* BEGIN Exercise inputs *
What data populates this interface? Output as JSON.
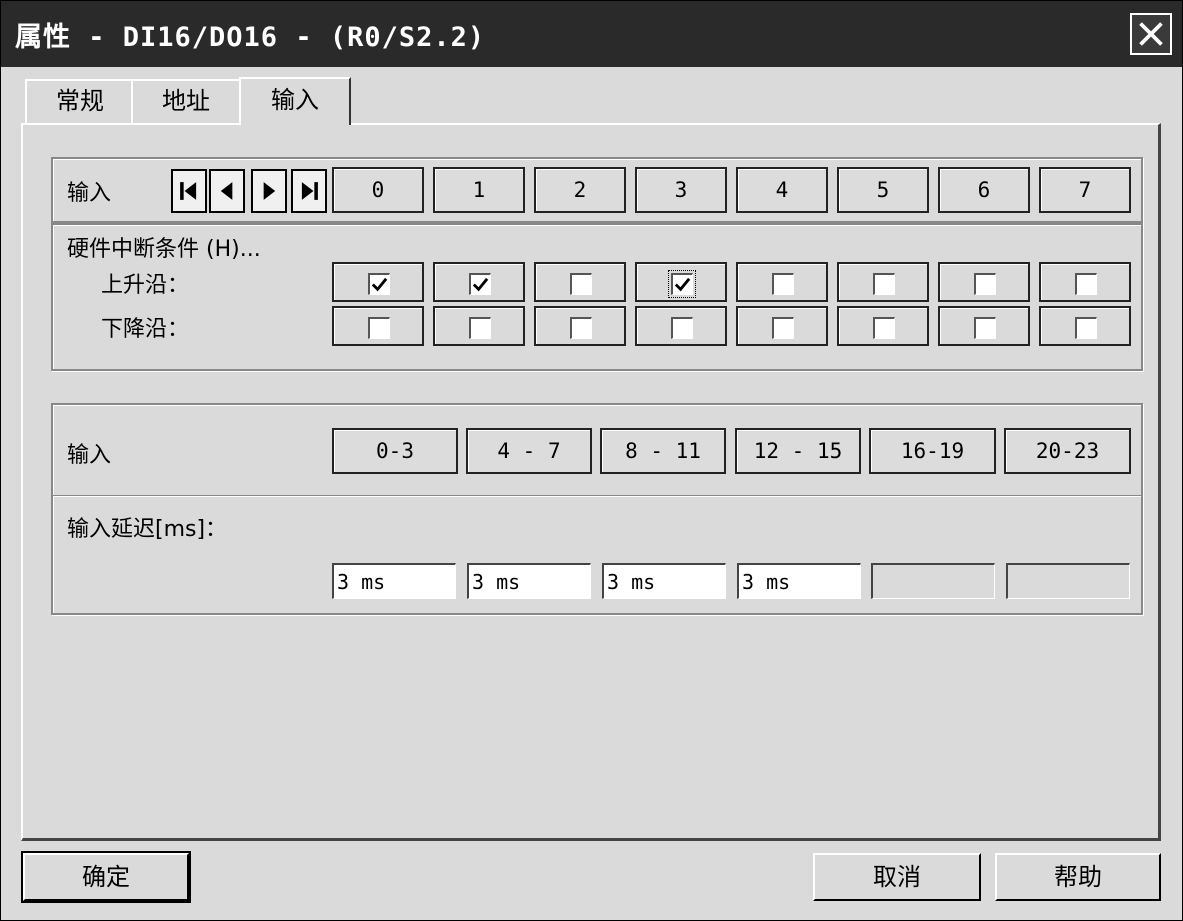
{
  "window": {
    "title": "属性 - DI16/DO16 - (R0/S2.2)",
    "close_icon": "close-icon"
  },
  "tabs": [
    "常规",
    "地址",
    "输入"
  ],
  "channels": {
    "label": "输入",
    "nav_icons": [
      "first-icon",
      "previous-icon",
      "next-icon",
      "last-icon"
    ],
    "columns": [
      "0",
      "1",
      "2",
      "3",
      "4",
      "5",
      "6",
      "7"
    ]
  },
  "hardware_interrupt": {
    "label": "硬件中断条件 (H)...",
    "rising_label": "上升沿：",
    "falling_label": "下降沿：",
    "rising": [
      true,
      true,
      false,
      true,
      false,
      false,
      false,
      false
    ],
    "falling": [
      false,
      false,
      false,
      false,
      false,
      false,
      false,
      false
    ]
  },
  "delay": {
    "groups_label": "输入",
    "groups": [
      "0-3",
      "4 - 7",
      "8 - 11",
      "12 - 15",
      "16-19",
      "20-23"
    ],
    "delay_label": "输入延迟[ms]：",
    "values": [
      "3 ms",
      "3 ms",
      "3 ms",
      "3 ms",
      "",
      ""
    ]
  },
  "buttons": {
    "ok": "确定",
    "cancel": "取消",
    "help": "帮助"
  }
}
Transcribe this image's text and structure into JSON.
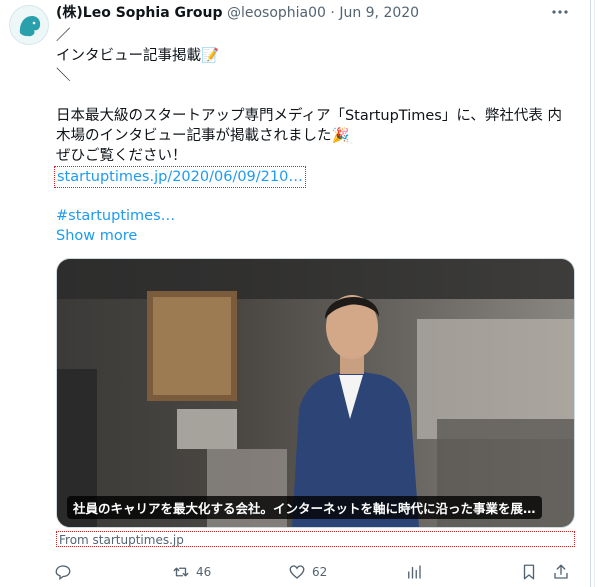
{
  "author": {
    "display_name": "(株)Leo Sophia Group",
    "handle": "@leosophia00",
    "separator": "·",
    "date": "Jun 9, 2020"
  },
  "more_label": "···",
  "tweet": {
    "line1": "／",
    "line2": "インタビュー記事掲載📝",
    "line3": "＼",
    "line4": "日本最大級のスタートアップ専門メディア「StartupTimes」に、弊社代表 内",
    "line5": "木場のインタビュー記事が掲載されました🎉",
    "line6": "ぜひご覧ください！",
    "link": "startuptimes.jp/2020/06/09/210…",
    "hashtag": "#startuptimes…",
    "show_more": "Show more"
  },
  "media": {
    "caption": "社員のキャリアを最大化する会社。インターネットを軸に時代に沿った事業を展…",
    "source": "From startuptimes.jp"
  },
  "actions": {
    "reply": {
      "icon": "reply-icon",
      "count": ""
    },
    "retweet": {
      "icon": "retweet-icon",
      "count": "46"
    },
    "like": {
      "icon": "heart-icon",
      "count": "62"
    },
    "views": {
      "icon": "analytics-icon",
      "count": ""
    },
    "bookmark": {
      "icon": "bookmark-icon",
      "count": ""
    },
    "share": {
      "icon": "share-icon",
      "count": ""
    }
  },
  "colors": {
    "link": "#1d9bf0",
    "muted": "#536471",
    "text": "#0f1419"
  }
}
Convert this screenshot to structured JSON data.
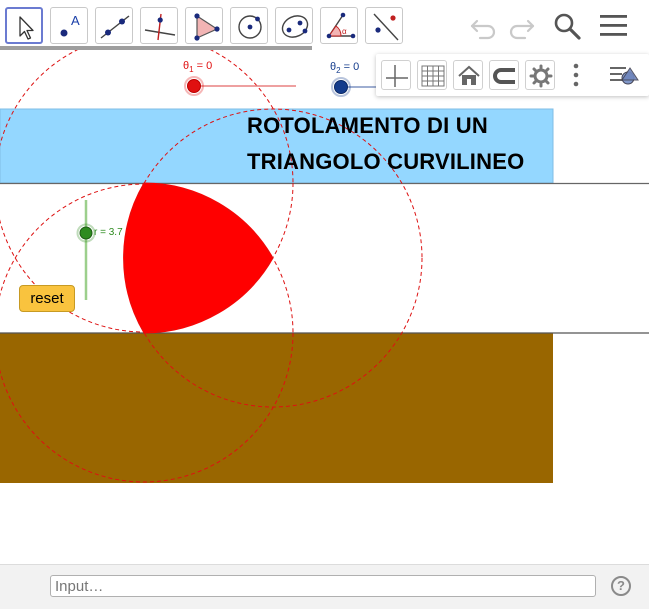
{
  "app": {
    "name": "GeoGebra"
  },
  "toolbar": {
    "tools": [
      {
        "name": "move",
        "icon": "move-arrow-icon"
      },
      {
        "name": "point",
        "icon": "point-icon"
      },
      {
        "name": "line",
        "icon": "line-icon"
      },
      {
        "name": "perpendicular",
        "icon": "perpendicular-line-icon"
      },
      {
        "name": "polygon",
        "icon": "polygon-icon"
      },
      {
        "name": "circle",
        "icon": "circle-center-point-icon"
      },
      {
        "name": "ellipse",
        "icon": "ellipse-icon"
      },
      {
        "name": "angle",
        "icon": "angle-icon"
      },
      {
        "name": "reflect",
        "icon": "reflect-line-icon"
      }
    ],
    "active_tool": "move",
    "right": [
      "undo-icon",
      "redo-icon",
      "search-icon",
      "menu-icon"
    ]
  },
  "style_bar": {
    "buttons": [
      "axes-icon",
      "grid-icon",
      "home-icon",
      "point-capture-icon",
      "settings-icon",
      "more-icon",
      "toggle-style-bar-icon"
    ]
  },
  "graphics": {
    "title_line1": "ROTOLAMENTO DI UN",
    "title_line2": "TRIANGOLO CURVILINEO",
    "theta1": {
      "symbol": "θ",
      "sub": "1",
      "rest": " = 0",
      "value": 0,
      "color": "#e01010"
    },
    "theta2": {
      "symbol": "θ",
      "sub": "2",
      "rest": " = 0",
      "value": 0,
      "color": "#143c8c"
    },
    "r_slider": {
      "label": "r = 3.7",
      "color": "#2e8b1f"
    },
    "reset_label": "reset",
    "colors": {
      "band": "#94d7ff",
      "ground": "#996600",
      "triangle": "#ff0000",
      "circles": "#dd1111"
    }
  },
  "input_bar": {
    "placeholder": "Input…"
  }
}
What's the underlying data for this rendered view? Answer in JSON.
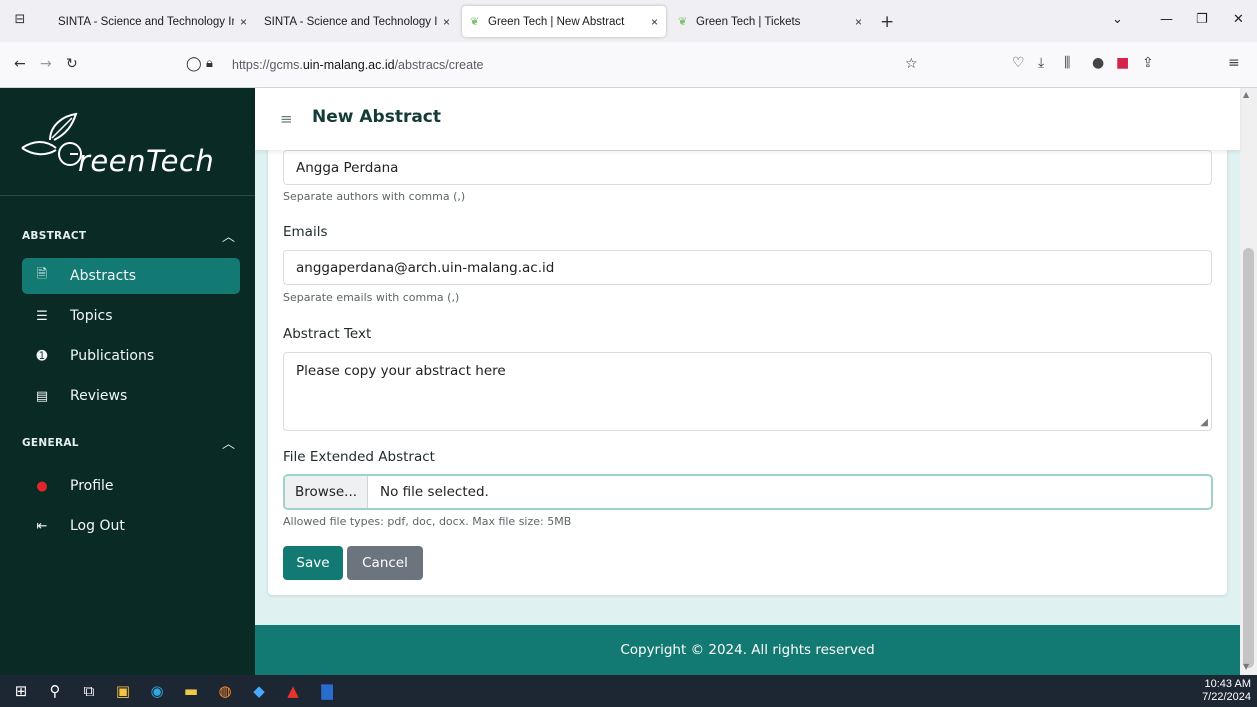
{
  "browser": {
    "tabs": [
      {
        "title": "SINTA - Science and Technology Ind",
        "active": false
      },
      {
        "title": "SINTA - Science and Technology Ind",
        "active": false
      },
      {
        "title": "Green Tech | New Abstract",
        "active": true
      },
      {
        "title": "Green Tech | Tickets",
        "active": false
      }
    ],
    "close_glyph": "×",
    "new_tab_glyph": "+",
    "url_prefix": "https://gcms.",
    "url_domain": "uin-malang.ac.id",
    "url_path": "/abstracs/create"
  },
  "sidebar": {
    "logo_text": "reenTech",
    "sections": [
      {
        "label": "ABSTRACT",
        "items": [
          {
            "label": "Abstracts",
            "icon": "document-icon",
            "active": true
          },
          {
            "label": "Topics",
            "icon": "list-icon",
            "active": false
          },
          {
            "label": "Publications",
            "icon": "upload-circle-icon",
            "active": false
          },
          {
            "label": "Reviews",
            "icon": "message-icon",
            "active": false
          }
        ]
      },
      {
        "label": "GENERAL",
        "items": [
          {
            "label": "Profile",
            "icon": "alert-circle-icon",
            "active": false
          },
          {
            "label": "Log Out",
            "icon": "logout-icon",
            "active": false
          }
        ]
      }
    ]
  },
  "header": {
    "title": "New Abstract"
  },
  "form": {
    "authors_value": "Angga Perdana",
    "authors_help": "Separate authors with comma (,)",
    "emails_label": "Emails",
    "emails_value": "anggaperdana@arch.uin-malang.ac.id",
    "emails_help": "Separate emails with comma (,)",
    "abstract_label": "Abstract Text",
    "abstract_placeholder": "Please copy your abstract here",
    "file_label": "File Extended Abstract",
    "browse_label": "Browse...",
    "file_status": "No file selected.",
    "file_help": "Allowed file types: pdf, doc, docx. Max file size: 5MB",
    "save_label": "Save",
    "cancel_label": "Cancel"
  },
  "footer": {
    "text": "Copyright © 2024. All rights reserved"
  },
  "taskbar": {
    "time": "10:43 AM",
    "date": "7/22/2024"
  },
  "colors": {
    "sidebar_bg": "#0a2a26",
    "accent": "#127a72",
    "cancel": "#6c757d"
  }
}
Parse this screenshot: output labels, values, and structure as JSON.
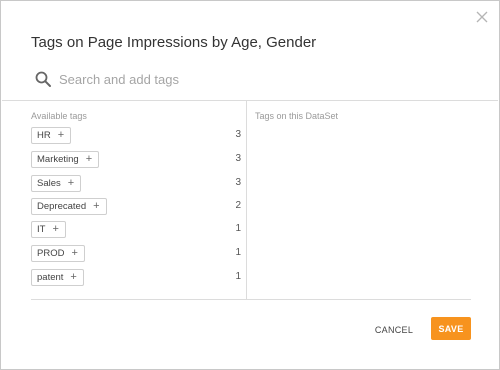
{
  "dialog": {
    "title": "Tags on Page Impressions by Age, Gender",
    "close_glyph": "✕"
  },
  "search": {
    "placeholder": "Search and add tags",
    "value": "",
    "icon": "search-icon"
  },
  "available": {
    "header": "Available tags",
    "tags": [
      {
        "label": "HR",
        "plus": "+",
        "count": "3"
      },
      {
        "label": "Marketing",
        "plus": "+",
        "count": "3"
      },
      {
        "label": "Sales",
        "plus": "+",
        "count": "3"
      },
      {
        "label": "Deprecated",
        "plus": "+",
        "count": "2"
      },
      {
        "label": "IT",
        "plus": "+",
        "count": "1"
      },
      {
        "label": "PROD",
        "plus": "+",
        "count": "1"
      },
      {
        "label": "patent",
        "plus": "+",
        "count": "1"
      }
    ]
  },
  "dataset": {
    "header": "Tags on this DataSet"
  },
  "footer": {
    "cancel_label": "CANCEL",
    "save_label": "SAVE"
  },
  "colors": {
    "accent": "#f7931e",
    "border": "#dcdcdc"
  }
}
* END Exercise inputs *
The problem:
In your copy, leave out the pictures and reproduce the material above exactly.

Final answer:
What data populates this interface? Output as JSON.
{
  "window": {
    "title": "属性 - DI16/DO16 - (R0/S2.2)",
    "close_icon": "close-icon"
  },
  "tabs": [
    "常规",
    "地址",
    "输入"
  ],
  "channels": {
    "label": "输入",
    "nav_icons": [
      "first-icon",
      "previous-icon",
      "next-icon",
      "last-icon"
    ],
    "columns": [
      "0",
      "1",
      "2",
      "3",
      "4",
      "5",
      "6",
      "7"
    ]
  },
  "hardware_interrupt": {
    "label": "硬件中断条件 (H)...",
    "rising_label": "上升沿：",
    "falling_label": "下降沿：",
    "rising": [
      true,
      true,
      false,
      true,
      false,
      false,
      false,
      false
    ],
    "falling": [
      false,
      false,
      false,
      false,
      false,
      false,
      false,
      false
    ]
  },
  "delay": {
    "groups_label": "输入",
    "groups": [
      "0-3",
      "4 - 7",
      "8 - 11",
      "12 - 15",
      "16-19",
      "20-23"
    ],
    "delay_label": "输入延迟[ms]：",
    "values": [
      "3 ms",
      "3 ms",
      "3 ms",
      "3 ms",
      "",
      ""
    ]
  },
  "buttons": {
    "ok": "确定",
    "cancel": "取消",
    "help": "帮助"
  }
}
Transcribe this image's text and structure into JSON.
{
  "author": {
    "display_name": "(株)Leo Sophia Group",
    "handle": "@leosophia00",
    "separator": "·",
    "date": "Jun 9, 2020"
  },
  "more_label": "···",
  "tweet": {
    "line1": "／",
    "line2": "インタビュー記事掲載📝",
    "line3": "＼",
    "line4": "日本最大級のスタートアップ専門メディア「StartupTimes」に、弊社代表 内",
    "line5": "木場のインタビュー記事が掲載されました🎉",
    "line6": "ぜひご覧ください！",
    "link": "startuptimes.jp/2020/06/09/210…",
    "hashtag": "#startuptimes…",
    "show_more": "Show more"
  },
  "media": {
    "caption": "社員のキャリアを最大化する会社。インターネットを軸に時代に沿った事業を展…",
    "source": "From startuptimes.jp"
  },
  "actions": {
    "reply": {
      "icon": "reply-icon",
      "count": ""
    },
    "retweet": {
      "icon": "retweet-icon",
      "count": "46"
    },
    "like": {
      "icon": "heart-icon",
      "count": "62"
    },
    "views": {
      "icon": "analytics-icon",
      "count": ""
    },
    "bookmark": {
      "icon": "bookmark-icon",
      "count": ""
    },
    "share": {
      "icon": "share-icon",
      "count": ""
    }
  },
  "colors": {
    "link": "#1d9bf0",
    "muted": "#536471",
    "text": "#0f1419"
  }
}
Convert this screenshot to structured JSON data.
{
  "app": {
    "name": "GeoGebra"
  },
  "toolbar": {
    "tools": [
      {
        "name": "move",
        "icon": "move-arrow-icon"
      },
      {
        "name": "point",
        "icon": "point-icon"
      },
      {
        "name": "line",
        "icon": "line-icon"
      },
      {
        "name": "perpendicular",
        "icon": "perpendicular-line-icon"
      },
      {
        "name": "polygon",
        "icon": "polygon-icon"
      },
      {
        "name": "circle",
        "icon": "circle-center-point-icon"
      },
      {
        "name": "ellipse",
        "icon": "ellipse-icon"
      },
      {
        "name": "angle",
        "icon": "angle-icon"
      },
      {
        "name": "reflect",
        "icon": "reflect-line-icon"
      }
    ],
    "active_tool": "move",
    "right": [
      "undo-icon",
      "redo-icon",
      "search-icon",
      "menu-icon"
    ]
  },
  "style_bar": {
    "buttons": [
      "axes-icon",
      "grid-icon",
      "home-icon",
      "point-capture-icon",
      "settings-icon",
      "more-icon",
      "toggle-style-bar-icon"
    ]
  },
  "graphics": {
    "title_line1": "ROTOLAMENTO DI UN",
    "title_line2": "TRIANGOLO CURVILINEO",
    "theta1": {
      "symbol": "θ",
      "sub": "1",
      "rest": " = 0",
      "value": 0,
      "color": "#e01010"
    },
    "theta2": {
      "symbol": "θ",
      "sub": "2",
      "rest": " = 0",
      "value": 0,
      "color": "#143c8c"
    },
    "r_slider": {
      "label": "r = 3.7",
      "color": "#2e8b1f"
    },
    "reset_label": "reset",
    "colors": {
      "band": "#94d7ff",
      "ground": "#996600",
      "triangle": "#ff0000",
      "circles": "#dd1111"
    }
  },
  "input_bar": {
    "placeholder": "Input…"
  }
}
What's the underlying data for this rendered view? Answer in JSON.
{
  "browser": {
    "tabs": [
      {
        "title": "SINTA - Science and Technology Ind",
        "active": false
      },
      {
        "title": "SINTA - Science and Technology Ind",
        "active": false
      },
      {
        "title": "Green Tech | New Abstract",
        "active": true
      },
      {
        "title": "Green Tech | Tickets",
        "active": false
      }
    ],
    "close_glyph": "×",
    "new_tab_glyph": "+",
    "url_prefix": "https://gcms.",
    "url_domain": "uin-malang.ac.id",
    "url_path": "/abstracs/create"
  },
  "sidebar": {
    "logo_text": "reenTech",
    "sections": [
      {
        "label": "ABSTRACT",
        "items": [
          {
            "label": "Abstracts",
            "icon": "document-icon",
            "active": true
          },
          {
            "label": "Topics",
            "icon": "list-icon",
            "active": false
          },
          {
            "label": "Publications",
            "icon": "upload-circle-icon",
            "active": false
          },
          {
            "label": "Reviews",
            "icon": "message-icon",
            "active": false
          }
        ]
      },
      {
        "label": "GENERAL",
        "items": [
          {
            "label": "Profile",
            "icon": "alert-circle-icon",
            "active": false
          },
          {
            "label": "Log Out",
            "icon": "logout-icon",
            "active": false
          }
        ]
      }
    ]
  },
  "header": {
    "title": "New Abstract"
  },
  "form": {
    "authors_value": "Angga Perdana",
    "authors_help": "Separate authors with comma (,)",
    "emails_label": "Emails",
    "emails_value": "anggaperdana@arch.uin-malang.ac.id",
    "emails_help": "Separate emails with comma (,)",
    "abstract_label": "Abstract Text",
    "abstract_placeholder": "Please copy your abstract here",
    "file_label": "File Extended Abstract",
    "browse_label": "Browse...",
    "file_status": "No file selected.",
    "file_help": "Allowed file types: pdf, doc, docx. Max file size: 5MB",
    "save_label": "Save",
    "cancel_label": "Cancel"
  },
  "footer": {
    "text": "Copyright © 2024. All rights reserved"
  },
  "taskbar": {
    "time": "10:43 AM",
    "date": "7/22/2024"
  },
  "colors": {
    "sidebar_bg": "#0a2a26",
    "accent": "#127a72",
    "cancel": "#6c757d"
  }
}
Parse this screenshot: output labels, values, and structure as JSON.
{
  "dialog": {
    "title": "Tags on Page Impressions by Age, Gender",
    "close_glyph": "✕"
  },
  "search": {
    "placeholder": "Search and add tags",
    "value": "",
    "icon": "search-icon"
  },
  "available": {
    "header": "Available tags",
    "tags": [
      {
        "label": "HR",
        "plus": "+",
        "count": "3"
      },
      {
        "label": "Marketing",
        "plus": "+",
        "count": "3"
      },
      {
        "label": "Sales",
        "plus": "+",
        "count": "3"
      },
      {
        "label": "Deprecated",
        "plus": "+",
        "count": "2"
      },
      {
        "label": "IT",
        "plus": "+",
        "count": "1"
      },
      {
        "label": "PROD",
        "plus": "+",
        "count": "1"
      },
      {
        "label": "patent",
        "plus": "+",
        "count": "1"
      }
    ]
  },
  "dataset": {
    "header": "Tags on this DataSet"
  },
  "footer": {
    "cancel_label": "CANCEL",
    "save_label": "SAVE"
  },
  "colors": {
    "accent": "#f7931e",
    "border": "#dcdcdc"
  }
}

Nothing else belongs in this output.